▸ **REQUIREMENTS**: In the material below, list every line carrying the string "thumbnail".

▸ **MATERIAL**:
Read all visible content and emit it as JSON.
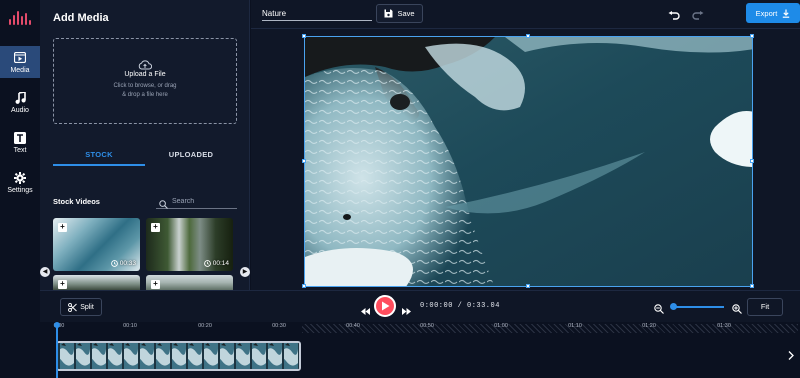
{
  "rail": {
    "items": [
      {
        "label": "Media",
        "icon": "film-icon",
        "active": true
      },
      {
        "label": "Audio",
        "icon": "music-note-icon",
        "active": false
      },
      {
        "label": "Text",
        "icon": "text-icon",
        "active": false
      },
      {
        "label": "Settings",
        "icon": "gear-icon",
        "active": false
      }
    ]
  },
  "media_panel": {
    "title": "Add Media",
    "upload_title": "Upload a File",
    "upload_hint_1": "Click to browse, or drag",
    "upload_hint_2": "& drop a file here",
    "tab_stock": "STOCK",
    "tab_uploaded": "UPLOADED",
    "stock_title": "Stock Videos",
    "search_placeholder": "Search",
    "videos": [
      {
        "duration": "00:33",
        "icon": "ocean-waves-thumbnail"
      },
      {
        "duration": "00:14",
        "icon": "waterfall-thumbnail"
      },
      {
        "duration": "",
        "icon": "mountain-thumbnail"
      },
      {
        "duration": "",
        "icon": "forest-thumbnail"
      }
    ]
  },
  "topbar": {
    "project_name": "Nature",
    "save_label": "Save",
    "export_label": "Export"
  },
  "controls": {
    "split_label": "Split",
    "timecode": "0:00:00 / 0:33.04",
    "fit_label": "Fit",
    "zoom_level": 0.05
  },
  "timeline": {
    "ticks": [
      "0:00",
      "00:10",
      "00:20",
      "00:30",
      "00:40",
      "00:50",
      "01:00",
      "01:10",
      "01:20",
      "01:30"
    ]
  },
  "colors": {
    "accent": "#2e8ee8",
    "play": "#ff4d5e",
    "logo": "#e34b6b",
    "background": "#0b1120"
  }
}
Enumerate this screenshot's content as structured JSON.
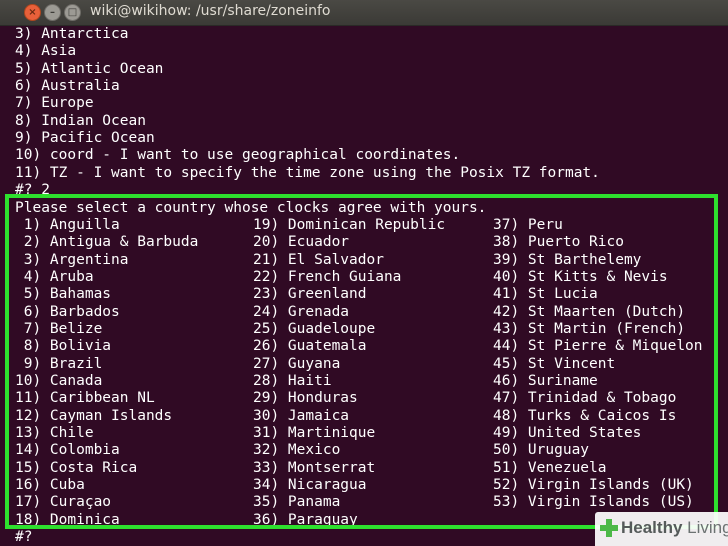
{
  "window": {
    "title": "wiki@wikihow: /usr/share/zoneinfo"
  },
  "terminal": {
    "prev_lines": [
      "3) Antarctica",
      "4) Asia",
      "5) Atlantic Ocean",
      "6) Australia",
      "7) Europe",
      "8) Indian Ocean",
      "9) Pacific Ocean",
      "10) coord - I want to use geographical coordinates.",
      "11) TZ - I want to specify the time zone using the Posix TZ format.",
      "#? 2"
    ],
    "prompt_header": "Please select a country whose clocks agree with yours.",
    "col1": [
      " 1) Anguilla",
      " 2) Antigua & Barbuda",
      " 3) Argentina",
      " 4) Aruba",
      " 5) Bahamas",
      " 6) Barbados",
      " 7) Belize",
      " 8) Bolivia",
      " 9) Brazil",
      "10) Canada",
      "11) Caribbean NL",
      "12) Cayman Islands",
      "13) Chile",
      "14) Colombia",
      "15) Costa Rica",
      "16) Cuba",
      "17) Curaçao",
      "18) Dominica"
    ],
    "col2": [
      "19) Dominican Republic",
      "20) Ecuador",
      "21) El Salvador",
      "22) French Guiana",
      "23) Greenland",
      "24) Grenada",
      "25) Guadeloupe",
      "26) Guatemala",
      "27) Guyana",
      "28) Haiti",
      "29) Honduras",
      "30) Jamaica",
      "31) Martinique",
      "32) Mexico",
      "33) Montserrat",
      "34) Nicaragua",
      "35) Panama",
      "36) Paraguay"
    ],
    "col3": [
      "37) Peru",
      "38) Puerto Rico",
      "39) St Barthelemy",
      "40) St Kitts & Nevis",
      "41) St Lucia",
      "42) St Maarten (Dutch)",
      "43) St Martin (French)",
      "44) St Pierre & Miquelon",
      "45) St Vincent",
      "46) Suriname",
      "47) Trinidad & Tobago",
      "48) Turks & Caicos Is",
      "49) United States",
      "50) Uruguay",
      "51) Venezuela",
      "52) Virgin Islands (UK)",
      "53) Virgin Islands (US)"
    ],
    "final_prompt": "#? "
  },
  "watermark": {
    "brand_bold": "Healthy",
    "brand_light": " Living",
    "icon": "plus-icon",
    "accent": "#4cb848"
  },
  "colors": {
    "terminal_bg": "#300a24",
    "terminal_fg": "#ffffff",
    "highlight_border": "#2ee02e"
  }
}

▸ **ANSWER TO THIS TASK**:
        "icon": "ocean-waves-thumbnail"
        "icon": "waterfall-thumbnail"
        "icon": "mountain-thumbnail"
        "icon": "forest-thumbnail"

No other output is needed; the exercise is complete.